» Task objective
Reproduce the data that follows in its entirety, character for character.

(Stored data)
--- Begin ---

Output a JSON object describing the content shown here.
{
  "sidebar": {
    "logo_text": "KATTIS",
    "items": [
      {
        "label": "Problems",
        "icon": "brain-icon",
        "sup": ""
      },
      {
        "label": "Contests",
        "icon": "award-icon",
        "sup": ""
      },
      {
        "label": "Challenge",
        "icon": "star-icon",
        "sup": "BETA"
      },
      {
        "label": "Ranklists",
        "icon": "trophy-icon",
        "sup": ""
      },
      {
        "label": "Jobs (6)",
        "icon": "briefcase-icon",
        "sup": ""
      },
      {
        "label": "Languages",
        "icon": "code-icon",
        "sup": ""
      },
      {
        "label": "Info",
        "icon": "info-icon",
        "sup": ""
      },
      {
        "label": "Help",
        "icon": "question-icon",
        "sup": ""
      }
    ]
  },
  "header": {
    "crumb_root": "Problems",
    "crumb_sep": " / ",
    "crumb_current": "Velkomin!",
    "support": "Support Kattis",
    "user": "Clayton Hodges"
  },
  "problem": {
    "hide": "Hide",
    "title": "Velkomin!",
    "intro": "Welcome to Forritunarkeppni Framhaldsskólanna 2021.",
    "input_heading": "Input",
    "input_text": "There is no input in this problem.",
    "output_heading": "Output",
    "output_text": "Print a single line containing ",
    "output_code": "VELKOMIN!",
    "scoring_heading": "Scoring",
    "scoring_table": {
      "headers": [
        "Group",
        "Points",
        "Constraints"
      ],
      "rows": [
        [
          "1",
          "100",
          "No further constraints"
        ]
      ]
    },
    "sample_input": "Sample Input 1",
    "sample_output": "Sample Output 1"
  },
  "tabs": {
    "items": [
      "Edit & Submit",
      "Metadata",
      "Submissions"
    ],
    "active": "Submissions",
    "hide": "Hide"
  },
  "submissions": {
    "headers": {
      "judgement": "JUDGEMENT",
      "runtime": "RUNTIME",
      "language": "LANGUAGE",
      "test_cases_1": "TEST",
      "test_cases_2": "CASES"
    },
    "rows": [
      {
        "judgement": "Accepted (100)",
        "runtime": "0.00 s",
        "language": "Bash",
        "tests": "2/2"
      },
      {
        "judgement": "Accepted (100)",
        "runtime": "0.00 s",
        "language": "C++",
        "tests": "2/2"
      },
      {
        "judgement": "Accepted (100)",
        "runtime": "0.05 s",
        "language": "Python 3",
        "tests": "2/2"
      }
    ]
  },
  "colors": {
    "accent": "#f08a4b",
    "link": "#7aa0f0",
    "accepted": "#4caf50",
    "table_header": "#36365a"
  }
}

--- End ---

» Correct output
Output a JSON object describing the content shown here.
{
  "sidebar": {
    "logo_text": "KATTIS",
    "items": [
      {
        "label": "Problems",
        "icon": "brain-icon",
        "sup": ""
      },
      {
        "label": "Contests",
        "icon": "award-icon",
        "sup": ""
      },
      {
        "label": "Challenge",
        "icon": "star-icon",
        "sup": "BETA"
      },
      {
        "label": "Ranklists",
        "icon": "trophy-icon",
        "sup": ""
      },
      {
        "label": "Jobs (6)",
        "icon": "briefcase-icon",
        "sup": ""
      },
      {
        "label": "Languages",
        "icon": "code-icon",
        "sup": ""
      },
      {
        "label": "Info",
        "icon": "info-icon",
        "sup": ""
      },
      {
        "label": "Help",
        "icon": "question-icon",
        "sup": ""
      }
    ]
  },
  "header": {
    "crumb_root": "Problems",
    "crumb_sep": " / ",
    "crumb_current": "Velkomin!",
    "support": "Support Kattis",
    "user": "Clayton Hodges"
  },
  "problem": {
    "hide": "Hide",
    "title": "Velkomin!",
    "intro": "Welcome to Forritunarkeppni Framhaldsskólanna 2021.",
    "input_heading": "Input",
    "input_text": "There is no input in this problem.",
    "output_heading": "Output",
    "output_text": "Print a single line containing ",
    "output_code": "VELKOMIN!",
    "scoring_heading": "Scoring",
    "scoring_table": {
      "headers": [
        "Group",
        "Points",
        "Constraints"
      ],
      "rows": [
        [
          "1",
          "100",
          "No further constraints"
        ]
      ]
    },
    "sample_input": "Sample Input 1",
    "sample_output": "Sample Output 1"
  },
  "tabs": {
    "items": [
      "Edit & Submit",
      "Metadata",
      "Submissions"
    ],
    "active": "Submissions",
    "hide": "Hide"
  },
  "submissions": {
    "headers": {
      "judgement": "JUDGEMENT",
      "runtime": "RUNTIME",
      "language": "LANGUAGE",
      "test_cases_1": "TEST",
      "test_cases_2": "CASES"
    },
    "rows": [
      {
        "judgement": "Accepted (100)",
        "runtime": "0.00 s",
        "language": "Bash",
        "tests": "2/2"
      },
      {
        "judgement": "Accepted (100)",
        "runtime": "0.00 s",
        "language": "C++",
        "tests": "2/2"
      },
      {
        "judgement": "Accepted (100)",
        "runtime": "0.05 s",
        "language": "Python 3",
        "tests": "2/2"
      }
    ]
  },
  "colors": {
    "accent": "#f08a4b",
    "link": "#7aa0f0",
    "accepted": "#4caf50",
    "table_header": "#36365a"
  }
}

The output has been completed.